Write out the material again exactly, please, and omit the pictures.

**DATA EXTRACT**:
= = = = = = =

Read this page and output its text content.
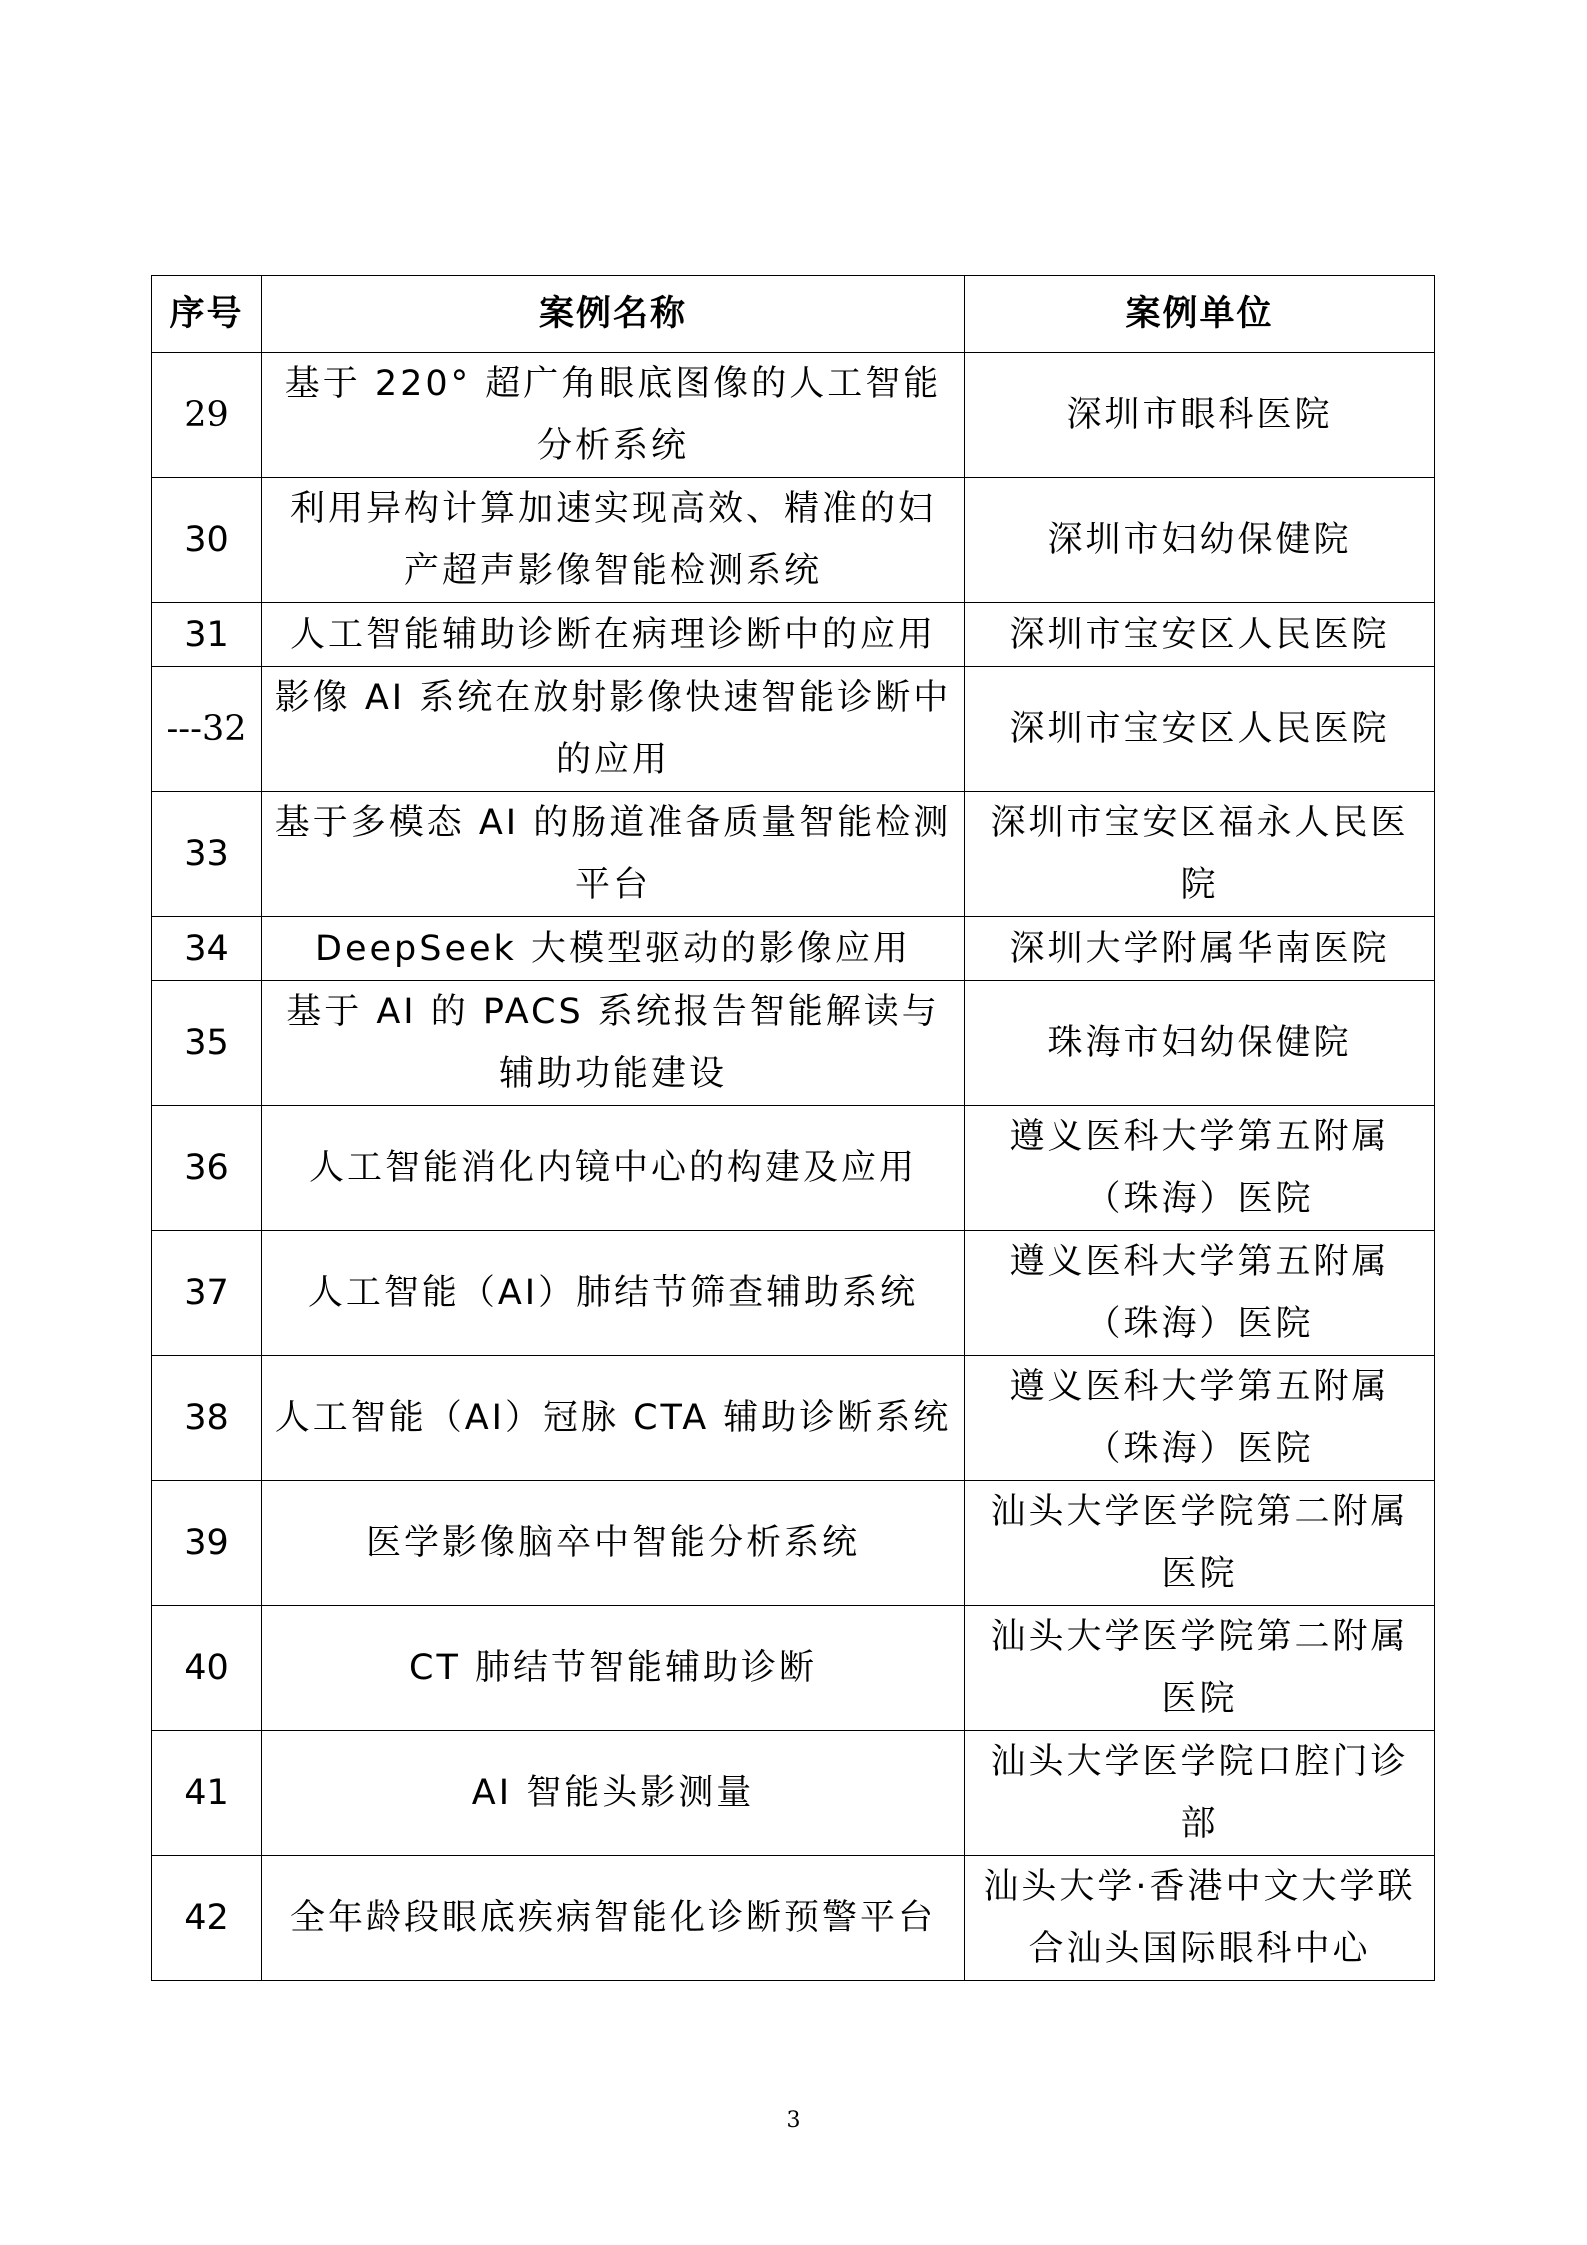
序号	案例名称	案例单位
29	基于 220° 超广角眼底图像的人工智能分析系统	深圳市眼科医院
30	利用异构计算加速实现高效、精准的妇产超声影像智能检测系统	深圳市妇幼保健院
31	人工智能辅助诊断在病理诊断中的应用	深圳市宝安区人民医院
---32	影像 AI 系统在放射影像快速智能诊断中的应用	深圳市宝安区人民医院
33	基于多模态 AI 的肠道准备质量智能检测平台	深圳市宝安区福永人民医院
34	DeepSeek 大模型驱动的影像应用	深圳大学附属华南医院
35	基于 AI 的 PACS 系统报告智能解读与辅助功能建设	珠海市妇幼保健院
36	人工智能消化内镜中心的构建及应用	遵义医科大学第五附属（珠海）医院
37	人工智能（AI）肺结节筛查辅助系统	遵义医科大学第五附属（珠海）医院
38	人工智能（AI）冠脉 CTA 辅助诊断系统	遵义医科大学第五附属（珠海）医院
39	医学影像脑卒中智能分析系统	汕头大学医学院第二附属医院
40	CT 肺结节智能辅助诊断	汕头大学医学院第二附属医院
41	AI 智能头影测量	汕头大学医学院口腔门诊部
42	全年龄段眼底疾病智能化诊断预警平台	汕头大学·香港中文大学联合汕头国际眼科中心
3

= = = = = = =

**ANSWER IN FULL**:
Read this page and output its text content.
序号	案例名称	案例单位
29	基于 220° 超广角眼底图像的人工智能分析系统	深圳市眼科医院
30	利用异构计算加速实现高效、精准的妇产超声影像智能检测系统	深圳市妇幼保健院
31	人工智能辅助诊断在病理诊断中的应用	深圳市宝安区人民医院
---32	影像 AI 系统在放射影像快速智能诊断中的应用	深圳市宝安区人民医院
33	基于多模态 AI 的肠道准备质量智能检测平台	深圳市宝安区福永人民医院
34	DeepSeek 大模型驱动的影像应用	深圳大学附属华南医院
35	基于 AI 的 PACS 系统报告智能解读与辅助功能建设	珠海市妇幼保健院
36	人工智能消化内镜中心的构建及应用	遵义医科大学第五附属（珠海）医院
37	人工智能（AI）肺结节筛查辅助系统	遵义医科大学第五附属（珠海）医院
38	人工智能（AI）冠脉 CTA 辅助诊断系统	遵义医科大学第五附属（珠海）医院
39	医学影像脑卒中智能分析系统	汕头大学医学院第二附属医院
40	CT 肺结节智能辅助诊断	汕头大学医学院第二附属医院
41	AI 智能头影测量	汕头大学医学院口腔门诊部
42	全年龄段眼底疾病智能化诊断预警平台	汕头大学·香港中文大学联合汕头国际眼科中心
3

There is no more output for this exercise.